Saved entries
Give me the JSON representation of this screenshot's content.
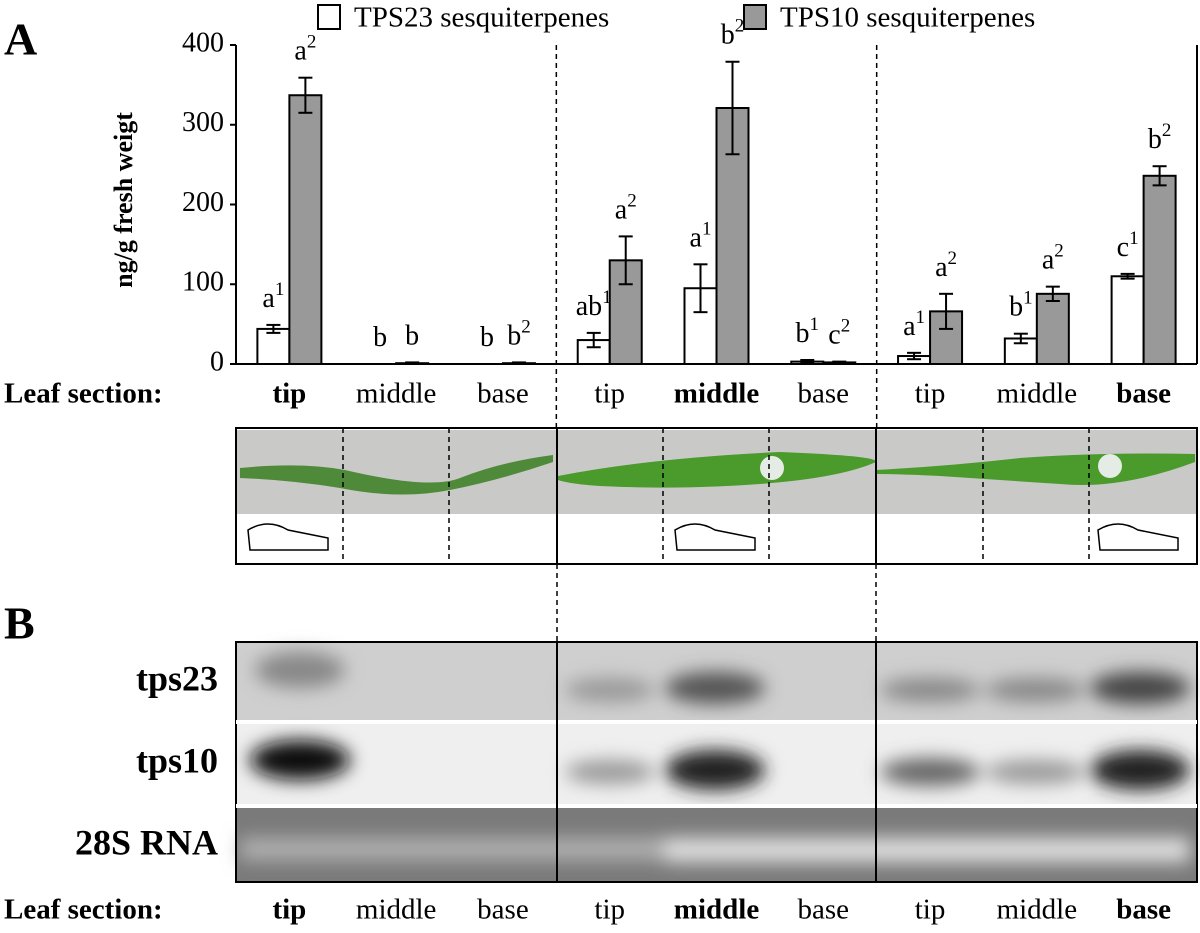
{
  "panel_a": "A",
  "panel_b": "B",
  "blot_rows": [
    "tps23",
    "tps10",
    "28S RNA"
  ],
  "chart_data": {
    "type": "bar",
    "y_label": "ng/g fresh weigt",
    "x_label": "Leaf section:",
    "categories": [
      "tip",
      "middle",
      "base",
      "tip",
      "middle",
      "base",
      "tip",
      "middle",
      "base"
    ],
    "series": [
      {
        "name": "TPS23 sesquiterpenes",
        "color": "#ffffff",
        "values": [
          44,
          0,
          0,
          30,
          95,
          3,
          10,
          32,
          110
        ],
        "errors": [
          5,
          0,
          0,
          9,
          30,
          2,
          4,
          6,
          3
        ],
        "letters": [
          "a",
          "b",
          "b",
          "ab",
          "a",
          "b",
          "a",
          "b",
          "c"
        ],
        "groups": [
          "1",
          null,
          null,
          "1",
          "1",
          "1",
          "1",
          "1",
          "1"
        ]
      },
      {
        "name": "TPS10 sesquiterpenes",
        "color": "#999999",
        "values": [
          337,
          1,
          1,
          130,
          321,
          2,
          66,
          88,
          236
        ],
        "errors": [
          22,
          1,
          1,
          30,
          58,
          1,
          22,
          9,
          12
        ],
        "letters": [
          "a",
          "b",
          "b",
          "a",
          "b",
          "c",
          "a",
          "a",
          "b"
        ],
        "groups": [
          "2",
          null,
          "2",
          "2",
          "2",
          "2",
          "2",
          "2",
          "2"
        ]
      }
    ],
    "ylim": [
      0,
      400
    ],
    "yticks": [
      0,
      100,
      200,
      300,
      400
    ]
  }
}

■ **Given request**
Copy out the records above in full, exactly as written, but not the pictures.

■ **Expected output**
Give me the JSON representation of this screenshot's content.
{
  "panel_a": "A",
  "panel_b": "B",
  "blot_rows": [
    "tps23",
    "tps10",
    "28S RNA"
  ],
  "chart_data": {
    "type": "bar",
    "y_label": "ng/g fresh weigt",
    "x_label": "Leaf section:",
    "categories": [
      "tip",
      "middle",
      "base",
      "tip",
      "middle",
      "base",
      "tip",
      "middle",
      "base"
    ],
    "series": [
      {
        "name": "TPS23 sesquiterpenes",
        "color": "#ffffff",
        "values": [
          44,
          0,
          0,
          30,
          95,
          3,
          10,
          32,
          110
        ],
        "errors": [
          5,
          0,
          0,
          9,
          30,
          2,
          4,
          6,
          3
        ],
        "letters": [
          "a",
          "b",
          "b",
          "ab",
          "a",
          "b",
          "a",
          "b",
          "c"
        ],
        "groups": [
          "1",
          null,
          null,
          "1",
          "1",
          "1",
          "1",
          "1",
          "1"
        ]
      },
      {
        "name": "TPS10 sesquiterpenes",
        "color": "#999999",
        "values": [
          337,
          1,
          1,
          130,
          321,
          2,
          66,
          88,
          236
        ],
        "errors": [
          22,
          1,
          1,
          30,
          58,
          1,
          22,
          9,
          12
        ],
        "letters": [
          "a",
          "b",
          "b",
          "a",
          "b",
          "c",
          "a",
          "a",
          "b"
        ],
        "groups": [
          "2",
          null,
          "2",
          "2",
          "2",
          "2",
          "2",
          "2",
          "2"
        ]
      }
    ],
    "ylim": [
      0,
      400
    ],
    "yticks": [
      0,
      100,
      200,
      300,
      400
    ]
  }
}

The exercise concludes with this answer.